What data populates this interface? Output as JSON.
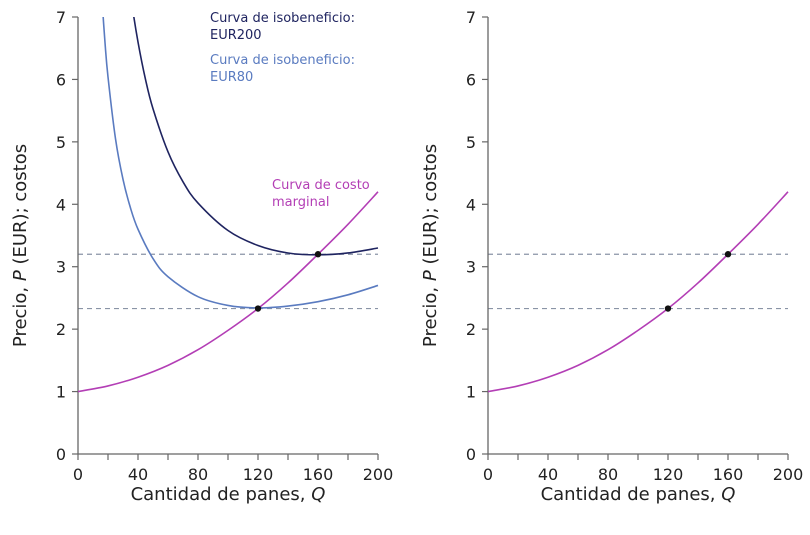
{
  "colors": {
    "isoprofit_200": "#1f2460",
    "isoprofit_80": "#5a7bc0",
    "marginal_cost": "#b33eb5",
    "dashed": "#8a94a6",
    "axis": "#666666",
    "point": "#111111"
  },
  "chart_data": [
    {
      "type": "line",
      "xlabel": "Cantidad de panes, Q",
      "ylabel": "Precio, P (EUR); costos",
      "xlim": [
        0,
        200
      ],
      "ylim": [
        0,
        7
      ],
      "xticks": [
        0,
        40,
        80,
        120,
        160,
        200
      ],
      "xminor_step": 20,
      "yticks": [
        0,
        1,
        2,
        3,
        4,
        5,
        6,
        7
      ],
      "grid": false,
      "hlines": [
        2.33,
        3.2
      ],
      "points": [
        {
          "x": 120,
          "y": 2.33
        },
        {
          "x": 160,
          "y": 3.2
        }
      ],
      "series": [
        {
          "key": "isoprofit_200",
          "name": "Curva de isobeneficio: EUR200",
          "label_lines": [
            "Curva de isobeneficio:",
            "EUR200"
          ],
          "x": [
            32,
            36,
            40,
            45,
            50,
            60,
            70,
            80,
            100,
            120,
            140,
            160,
            180,
            200
          ],
          "y": [
            7.95,
            7.2,
            6.6,
            6.0,
            5.53,
            4.84,
            4.36,
            4.02,
            3.58,
            3.34,
            3.22,
            3.19,
            3.22,
            3.3
          ]
        },
        {
          "key": "isoprofit_80",
          "name": "Curva de isobeneficio: EUR80",
          "label_lines": [
            "Curva de isobeneficio:",
            "EUR80"
          ],
          "x": [
            15,
            16,
            18,
            20,
            25,
            30,
            35,
            40,
            50,
            60,
            80,
            100,
            120,
            140,
            160,
            180,
            200
          ],
          "y": [
            7.7,
            7.28,
            6.59,
            6.04,
            5.05,
            4.4,
            3.94,
            3.6,
            3.13,
            2.84,
            2.52,
            2.38,
            2.34,
            2.37,
            2.44,
            2.55,
            2.7
          ]
        },
        {
          "key": "marginal_cost",
          "name": "Curva de costo marginal",
          "label_lines": [
            "Curva de costo",
            "marginal"
          ],
          "x": [
            0,
            20,
            40,
            60,
            80,
            100,
            120,
            140,
            160,
            180,
            200
          ],
          "y": [
            1.0,
            1.09,
            1.23,
            1.42,
            1.67,
            1.98,
            2.33,
            2.74,
            3.2,
            3.68,
            4.2
          ]
        }
      ]
    },
    {
      "type": "line",
      "xlabel": "Cantidad de panes, Q",
      "ylabel": "Precio, P (EUR); costos",
      "xlim": [
        0,
        200
      ],
      "ylim": [
        0,
        7
      ],
      "xticks": [
        0,
        40,
        80,
        120,
        160,
        200
      ],
      "xminor_step": 20,
      "yticks": [
        0,
        1,
        2,
        3,
        4,
        5,
        6,
        7
      ],
      "grid": false,
      "hlines": [
        2.33,
        3.2
      ],
      "points": [
        {
          "x": 120,
          "y": 2.33
        },
        {
          "x": 160,
          "y": 3.2
        }
      ],
      "series": [
        {
          "key": "marginal_cost",
          "x": [
            0,
            20,
            40,
            60,
            80,
            100,
            120,
            140,
            160,
            180,
            200
          ],
          "y": [
            1.0,
            1.09,
            1.23,
            1.42,
            1.67,
            1.98,
            2.33,
            2.74,
            3.2,
            3.68,
            4.2
          ]
        }
      ]
    }
  ]
}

^^^^

» Exercise prompt: Copy out the whole listing exactly, and don't carry over any pictures.

» Problem solution:
What data populates this interface? Output as JSON.
{
  "colors": {
    "isoprofit_200": "#1f2460",
    "isoprofit_80": "#5a7bc0",
    "marginal_cost": "#b33eb5",
    "dashed": "#8a94a6",
    "axis": "#666666",
    "point": "#111111"
  },
  "chart_data": [
    {
      "type": "line",
      "xlabel": "Cantidad de panes, Q",
      "ylabel": "Precio, P (EUR); costos",
      "xlim": [
        0,
        200
      ],
      "ylim": [
        0,
        7
      ],
      "xticks": [
        0,
        40,
        80,
        120,
        160,
        200
      ],
      "xminor_step": 20,
      "yticks": [
        0,
        1,
        2,
        3,
        4,
        5,
        6,
        7
      ],
      "grid": false,
      "hlines": [
        2.33,
        3.2
      ],
      "points": [
        {
          "x": 120,
          "y": 2.33
        },
        {
          "x": 160,
          "y": 3.2
        }
      ],
      "series": [
        {
          "key": "isoprofit_200",
          "name": "Curva de isobeneficio: EUR200",
          "label_lines": [
            "Curva de isobeneficio:",
            "EUR200"
          ],
          "x": [
            32,
            36,
            40,
            45,
            50,
            60,
            70,
            80,
            100,
            120,
            140,
            160,
            180,
            200
          ],
          "y": [
            7.95,
            7.2,
            6.6,
            6.0,
            5.53,
            4.84,
            4.36,
            4.02,
            3.58,
            3.34,
            3.22,
            3.19,
            3.22,
            3.3
          ]
        },
        {
          "key": "isoprofit_80",
          "name": "Curva de isobeneficio: EUR80",
          "label_lines": [
            "Curva de isobeneficio:",
            "EUR80"
          ],
          "x": [
            15,
            16,
            18,
            20,
            25,
            30,
            35,
            40,
            50,
            60,
            80,
            100,
            120,
            140,
            160,
            180,
            200
          ],
          "y": [
            7.7,
            7.28,
            6.59,
            6.04,
            5.05,
            4.4,
            3.94,
            3.6,
            3.13,
            2.84,
            2.52,
            2.38,
            2.34,
            2.37,
            2.44,
            2.55,
            2.7
          ]
        },
        {
          "key": "marginal_cost",
          "name": "Curva de costo marginal",
          "label_lines": [
            "Curva de costo",
            "marginal"
          ],
          "x": [
            0,
            20,
            40,
            60,
            80,
            100,
            120,
            140,
            160,
            180,
            200
          ],
          "y": [
            1.0,
            1.09,
            1.23,
            1.42,
            1.67,
            1.98,
            2.33,
            2.74,
            3.2,
            3.68,
            4.2
          ]
        }
      ]
    },
    {
      "type": "line",
      "xlabel": "Cantidad de panes, Q",
      "ylabel": "Precio, P (EUR); costos",
      "xlim": [
        0,
        200
      ],
      "ylim": [
        0,
        7
      ],
      "xticks": [
        0,
        40,
        80,
        120,
        160,
        200
      ],
      "xminor_step": 20,
      "yticks": [
        0,
        1,
        2,
        3,
        4,
        5,
        6,
        7
      ],
      "grid": false,
      "hlines": [
        2.33,
        3.2
      ],
      "points": [
        {
          "x": 120,
          "y": 2.33
        },
        {
          "x": 160,
          "y": 3.2
        }
      ],
      "series": [
        {
          "key": "marginal_cost",
          "x": [
            0,
            20,
            40,
            60,
            80,
            100,
            120,
            140,
            160,
            180,
            200
          ],
          "y": [
            1.0,
            1.09,
            1.23,
            1.42,
            1.67,
            1.98,
            2.33,
            2.74,
            3.2,
            3.68,
            4.2
          ]
        }
      ]
    }
  ]
}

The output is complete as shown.